## What you are asked to do
From the listing below, extract every line in which the word "structured" appears.

▬▬▬▬▬▬

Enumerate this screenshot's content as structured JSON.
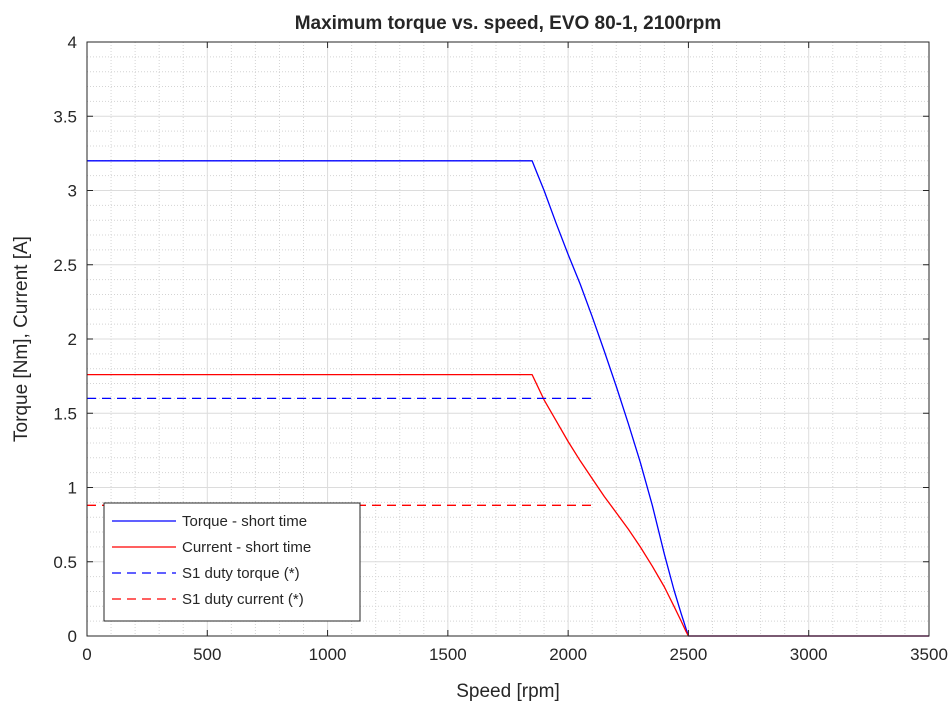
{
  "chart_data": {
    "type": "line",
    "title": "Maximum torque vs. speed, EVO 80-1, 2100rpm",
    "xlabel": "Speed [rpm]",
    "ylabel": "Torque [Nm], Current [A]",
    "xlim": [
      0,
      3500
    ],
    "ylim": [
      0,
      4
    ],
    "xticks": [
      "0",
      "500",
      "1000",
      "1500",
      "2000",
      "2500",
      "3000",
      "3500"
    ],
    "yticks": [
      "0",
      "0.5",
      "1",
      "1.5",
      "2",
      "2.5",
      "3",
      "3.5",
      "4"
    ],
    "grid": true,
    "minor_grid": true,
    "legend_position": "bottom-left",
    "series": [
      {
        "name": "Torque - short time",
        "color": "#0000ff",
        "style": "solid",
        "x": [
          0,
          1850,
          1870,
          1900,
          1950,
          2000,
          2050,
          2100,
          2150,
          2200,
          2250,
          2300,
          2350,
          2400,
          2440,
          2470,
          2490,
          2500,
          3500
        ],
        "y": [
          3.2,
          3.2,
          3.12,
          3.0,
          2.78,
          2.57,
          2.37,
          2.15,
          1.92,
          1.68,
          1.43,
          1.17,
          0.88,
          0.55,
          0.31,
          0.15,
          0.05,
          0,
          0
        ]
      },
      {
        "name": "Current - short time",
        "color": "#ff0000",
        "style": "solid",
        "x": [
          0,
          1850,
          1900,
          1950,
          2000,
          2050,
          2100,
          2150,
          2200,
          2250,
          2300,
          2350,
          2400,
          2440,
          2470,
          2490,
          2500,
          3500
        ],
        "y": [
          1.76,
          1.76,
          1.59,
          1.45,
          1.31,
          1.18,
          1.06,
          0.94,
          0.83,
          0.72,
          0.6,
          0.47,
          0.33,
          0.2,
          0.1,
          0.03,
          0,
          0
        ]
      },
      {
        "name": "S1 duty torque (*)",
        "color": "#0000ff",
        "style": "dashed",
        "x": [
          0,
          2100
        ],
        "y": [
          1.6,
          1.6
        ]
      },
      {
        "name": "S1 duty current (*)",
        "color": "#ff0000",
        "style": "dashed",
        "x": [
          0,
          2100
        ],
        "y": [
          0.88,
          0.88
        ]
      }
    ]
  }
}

▬▬▬▬▬▬

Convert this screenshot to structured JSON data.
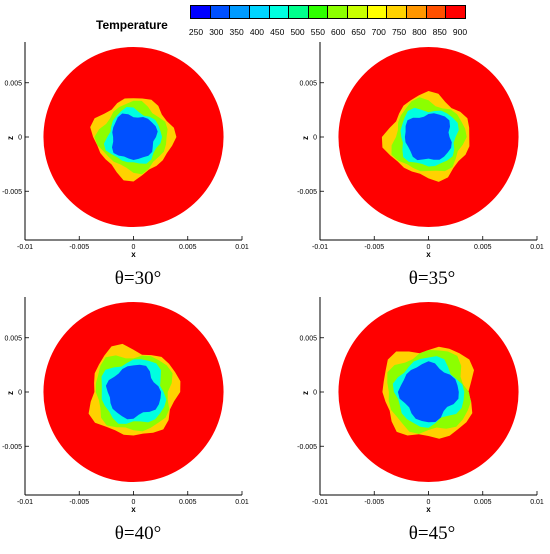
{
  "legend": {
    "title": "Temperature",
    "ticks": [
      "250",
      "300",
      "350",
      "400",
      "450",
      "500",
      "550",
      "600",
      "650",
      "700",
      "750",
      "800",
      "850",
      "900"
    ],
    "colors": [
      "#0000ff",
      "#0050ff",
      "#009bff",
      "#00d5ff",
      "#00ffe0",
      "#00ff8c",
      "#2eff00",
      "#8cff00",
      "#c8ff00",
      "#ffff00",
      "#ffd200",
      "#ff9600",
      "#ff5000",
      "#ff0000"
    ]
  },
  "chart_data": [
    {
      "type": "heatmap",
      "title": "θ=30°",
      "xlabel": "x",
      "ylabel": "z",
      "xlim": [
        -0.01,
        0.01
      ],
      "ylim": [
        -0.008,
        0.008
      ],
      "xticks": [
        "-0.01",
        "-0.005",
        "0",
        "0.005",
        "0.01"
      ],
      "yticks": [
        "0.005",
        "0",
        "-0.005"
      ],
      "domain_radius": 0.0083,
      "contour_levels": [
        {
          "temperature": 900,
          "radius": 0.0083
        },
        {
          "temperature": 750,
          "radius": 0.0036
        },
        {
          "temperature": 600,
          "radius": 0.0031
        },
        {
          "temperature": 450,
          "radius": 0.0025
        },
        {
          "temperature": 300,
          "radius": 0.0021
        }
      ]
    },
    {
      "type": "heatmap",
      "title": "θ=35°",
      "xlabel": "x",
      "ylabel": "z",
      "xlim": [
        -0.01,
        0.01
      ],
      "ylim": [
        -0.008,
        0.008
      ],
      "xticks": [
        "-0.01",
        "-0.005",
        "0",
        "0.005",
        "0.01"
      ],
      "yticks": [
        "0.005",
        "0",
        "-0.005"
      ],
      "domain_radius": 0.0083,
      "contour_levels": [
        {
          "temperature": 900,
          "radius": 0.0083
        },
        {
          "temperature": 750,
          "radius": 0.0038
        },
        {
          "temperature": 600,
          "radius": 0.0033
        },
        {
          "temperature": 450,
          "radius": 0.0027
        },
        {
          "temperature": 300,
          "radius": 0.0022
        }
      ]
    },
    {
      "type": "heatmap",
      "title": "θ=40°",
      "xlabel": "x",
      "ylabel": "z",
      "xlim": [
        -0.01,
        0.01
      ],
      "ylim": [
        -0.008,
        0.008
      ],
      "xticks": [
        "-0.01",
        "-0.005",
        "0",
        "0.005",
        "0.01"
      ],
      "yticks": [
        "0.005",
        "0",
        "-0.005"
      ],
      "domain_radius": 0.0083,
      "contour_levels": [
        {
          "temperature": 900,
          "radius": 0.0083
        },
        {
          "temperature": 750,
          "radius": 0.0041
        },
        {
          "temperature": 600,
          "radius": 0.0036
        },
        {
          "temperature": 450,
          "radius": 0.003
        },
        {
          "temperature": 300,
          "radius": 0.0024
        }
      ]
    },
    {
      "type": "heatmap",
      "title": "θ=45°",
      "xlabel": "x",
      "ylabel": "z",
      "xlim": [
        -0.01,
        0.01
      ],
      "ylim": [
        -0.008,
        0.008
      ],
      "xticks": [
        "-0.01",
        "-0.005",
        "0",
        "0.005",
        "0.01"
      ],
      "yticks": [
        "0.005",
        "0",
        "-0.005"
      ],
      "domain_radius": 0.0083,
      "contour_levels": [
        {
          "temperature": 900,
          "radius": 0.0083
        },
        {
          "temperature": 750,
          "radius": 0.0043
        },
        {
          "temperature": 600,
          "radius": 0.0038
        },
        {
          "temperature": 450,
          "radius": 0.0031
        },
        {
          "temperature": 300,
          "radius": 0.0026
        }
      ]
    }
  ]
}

▬▬▬▬▬▬

## Output for this task
Enumerate this screenshot's content as structured JSON.
Convert this screenshot to structured JSON data.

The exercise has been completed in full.